_Problem description_:
Lines containing "SRMTID" are to be counted. Report the count alone.

[A block of data]

* * *

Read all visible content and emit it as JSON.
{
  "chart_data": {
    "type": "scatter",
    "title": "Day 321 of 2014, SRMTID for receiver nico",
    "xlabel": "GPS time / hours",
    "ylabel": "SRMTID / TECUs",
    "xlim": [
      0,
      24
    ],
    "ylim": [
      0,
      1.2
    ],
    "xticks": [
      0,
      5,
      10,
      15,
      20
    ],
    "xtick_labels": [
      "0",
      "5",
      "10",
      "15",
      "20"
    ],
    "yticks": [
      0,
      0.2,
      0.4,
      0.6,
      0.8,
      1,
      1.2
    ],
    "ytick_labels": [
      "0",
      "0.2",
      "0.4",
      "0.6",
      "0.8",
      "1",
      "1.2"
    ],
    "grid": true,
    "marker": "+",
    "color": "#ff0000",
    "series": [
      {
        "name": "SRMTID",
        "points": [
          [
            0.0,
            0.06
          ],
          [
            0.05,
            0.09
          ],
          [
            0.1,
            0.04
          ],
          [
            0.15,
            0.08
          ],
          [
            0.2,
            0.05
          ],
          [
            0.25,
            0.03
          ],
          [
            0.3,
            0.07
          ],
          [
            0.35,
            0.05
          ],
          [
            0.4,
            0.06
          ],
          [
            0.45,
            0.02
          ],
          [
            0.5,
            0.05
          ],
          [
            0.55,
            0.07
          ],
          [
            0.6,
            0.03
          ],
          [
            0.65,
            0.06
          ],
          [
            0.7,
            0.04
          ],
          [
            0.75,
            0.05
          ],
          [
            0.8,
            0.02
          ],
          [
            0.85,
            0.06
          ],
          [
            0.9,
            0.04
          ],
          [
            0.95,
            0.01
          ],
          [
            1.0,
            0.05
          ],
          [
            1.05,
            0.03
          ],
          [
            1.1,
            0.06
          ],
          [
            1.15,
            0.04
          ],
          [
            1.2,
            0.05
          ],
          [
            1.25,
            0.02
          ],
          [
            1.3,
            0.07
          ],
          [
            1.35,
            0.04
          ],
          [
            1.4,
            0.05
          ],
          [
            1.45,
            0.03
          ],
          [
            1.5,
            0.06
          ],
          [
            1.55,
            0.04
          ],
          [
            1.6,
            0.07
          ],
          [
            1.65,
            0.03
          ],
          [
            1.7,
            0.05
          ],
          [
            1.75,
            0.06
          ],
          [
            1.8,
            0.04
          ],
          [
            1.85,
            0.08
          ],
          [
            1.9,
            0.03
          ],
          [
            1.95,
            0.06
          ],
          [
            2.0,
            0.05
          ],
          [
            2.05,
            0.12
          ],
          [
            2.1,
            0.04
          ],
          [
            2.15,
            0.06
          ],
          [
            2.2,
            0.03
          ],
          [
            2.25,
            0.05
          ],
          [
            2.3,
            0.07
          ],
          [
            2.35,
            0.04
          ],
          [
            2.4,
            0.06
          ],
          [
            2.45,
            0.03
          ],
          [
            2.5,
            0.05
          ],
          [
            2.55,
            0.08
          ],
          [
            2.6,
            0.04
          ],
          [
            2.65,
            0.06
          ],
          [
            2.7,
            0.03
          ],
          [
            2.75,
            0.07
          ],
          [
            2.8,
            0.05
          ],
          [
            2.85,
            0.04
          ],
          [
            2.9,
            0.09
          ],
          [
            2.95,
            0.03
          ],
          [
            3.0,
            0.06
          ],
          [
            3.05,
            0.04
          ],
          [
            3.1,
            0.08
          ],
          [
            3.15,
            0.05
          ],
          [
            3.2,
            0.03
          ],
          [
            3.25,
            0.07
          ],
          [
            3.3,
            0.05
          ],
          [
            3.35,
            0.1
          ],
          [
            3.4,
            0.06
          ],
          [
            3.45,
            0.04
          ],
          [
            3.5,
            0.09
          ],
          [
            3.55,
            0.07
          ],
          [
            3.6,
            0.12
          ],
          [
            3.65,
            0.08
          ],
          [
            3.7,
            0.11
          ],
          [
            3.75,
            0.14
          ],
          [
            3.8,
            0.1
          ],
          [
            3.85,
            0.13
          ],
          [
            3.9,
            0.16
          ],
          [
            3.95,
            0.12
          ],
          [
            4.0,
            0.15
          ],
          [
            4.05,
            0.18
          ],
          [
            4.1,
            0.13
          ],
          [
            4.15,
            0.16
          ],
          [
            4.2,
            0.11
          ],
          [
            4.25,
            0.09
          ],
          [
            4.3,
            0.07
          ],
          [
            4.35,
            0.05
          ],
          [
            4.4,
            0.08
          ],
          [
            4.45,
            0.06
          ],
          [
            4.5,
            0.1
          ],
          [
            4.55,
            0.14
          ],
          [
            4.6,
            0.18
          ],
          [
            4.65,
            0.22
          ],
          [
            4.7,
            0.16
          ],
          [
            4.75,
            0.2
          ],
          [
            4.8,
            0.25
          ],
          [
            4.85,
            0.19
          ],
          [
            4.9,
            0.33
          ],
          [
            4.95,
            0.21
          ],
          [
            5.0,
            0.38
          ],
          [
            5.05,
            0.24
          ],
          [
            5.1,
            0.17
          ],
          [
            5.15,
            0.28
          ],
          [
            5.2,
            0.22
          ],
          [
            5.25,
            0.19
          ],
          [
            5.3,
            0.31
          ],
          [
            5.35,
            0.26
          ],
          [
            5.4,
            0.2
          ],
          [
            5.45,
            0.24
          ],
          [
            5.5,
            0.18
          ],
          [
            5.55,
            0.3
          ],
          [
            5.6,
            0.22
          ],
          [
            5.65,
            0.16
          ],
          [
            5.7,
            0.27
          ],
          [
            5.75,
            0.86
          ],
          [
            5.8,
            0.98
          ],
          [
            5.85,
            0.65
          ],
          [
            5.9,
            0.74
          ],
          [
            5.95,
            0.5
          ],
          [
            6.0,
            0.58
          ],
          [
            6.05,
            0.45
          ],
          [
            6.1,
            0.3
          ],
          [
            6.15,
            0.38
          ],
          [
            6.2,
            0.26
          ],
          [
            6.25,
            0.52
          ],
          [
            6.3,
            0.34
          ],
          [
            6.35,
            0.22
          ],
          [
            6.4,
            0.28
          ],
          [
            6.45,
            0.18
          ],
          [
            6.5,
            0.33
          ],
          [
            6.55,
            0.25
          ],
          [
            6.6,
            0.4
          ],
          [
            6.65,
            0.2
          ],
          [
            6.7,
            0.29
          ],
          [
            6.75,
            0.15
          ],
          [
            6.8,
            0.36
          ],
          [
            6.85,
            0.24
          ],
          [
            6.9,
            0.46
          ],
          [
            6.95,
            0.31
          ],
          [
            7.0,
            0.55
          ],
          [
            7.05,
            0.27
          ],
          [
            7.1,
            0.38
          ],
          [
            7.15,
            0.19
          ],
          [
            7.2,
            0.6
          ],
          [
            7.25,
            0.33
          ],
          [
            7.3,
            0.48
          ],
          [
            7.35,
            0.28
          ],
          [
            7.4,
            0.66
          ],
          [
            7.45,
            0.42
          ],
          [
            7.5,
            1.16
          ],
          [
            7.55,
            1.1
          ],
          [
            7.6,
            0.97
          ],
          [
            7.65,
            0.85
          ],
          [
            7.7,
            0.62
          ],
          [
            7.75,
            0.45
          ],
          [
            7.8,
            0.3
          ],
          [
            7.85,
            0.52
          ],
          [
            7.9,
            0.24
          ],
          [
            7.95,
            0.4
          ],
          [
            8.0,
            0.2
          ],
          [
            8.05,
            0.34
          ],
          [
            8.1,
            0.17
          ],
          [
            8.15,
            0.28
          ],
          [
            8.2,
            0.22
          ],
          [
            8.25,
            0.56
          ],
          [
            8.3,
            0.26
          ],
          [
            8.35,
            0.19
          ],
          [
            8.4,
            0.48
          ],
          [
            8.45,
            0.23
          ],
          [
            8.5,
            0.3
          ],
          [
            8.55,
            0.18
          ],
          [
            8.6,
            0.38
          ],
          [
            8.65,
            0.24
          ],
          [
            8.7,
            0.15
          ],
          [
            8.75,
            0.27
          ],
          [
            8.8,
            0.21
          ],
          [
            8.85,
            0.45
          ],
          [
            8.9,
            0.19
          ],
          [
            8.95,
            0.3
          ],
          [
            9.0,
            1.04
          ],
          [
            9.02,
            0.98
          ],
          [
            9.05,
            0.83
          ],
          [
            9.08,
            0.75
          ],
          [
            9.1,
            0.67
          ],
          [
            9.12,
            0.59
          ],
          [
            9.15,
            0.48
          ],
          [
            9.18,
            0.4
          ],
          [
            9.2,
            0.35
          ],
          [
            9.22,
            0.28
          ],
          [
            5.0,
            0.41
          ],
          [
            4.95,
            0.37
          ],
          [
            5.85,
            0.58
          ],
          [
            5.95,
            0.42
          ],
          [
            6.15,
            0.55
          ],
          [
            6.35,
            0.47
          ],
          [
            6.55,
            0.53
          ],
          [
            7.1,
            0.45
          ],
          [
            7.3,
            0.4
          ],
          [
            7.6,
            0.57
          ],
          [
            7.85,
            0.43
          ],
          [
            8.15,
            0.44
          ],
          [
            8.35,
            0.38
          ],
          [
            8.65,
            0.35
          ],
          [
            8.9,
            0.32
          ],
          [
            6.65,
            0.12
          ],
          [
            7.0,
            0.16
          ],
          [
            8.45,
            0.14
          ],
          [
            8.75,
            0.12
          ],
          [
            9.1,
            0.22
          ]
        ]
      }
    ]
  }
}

* * *

_The result_:
3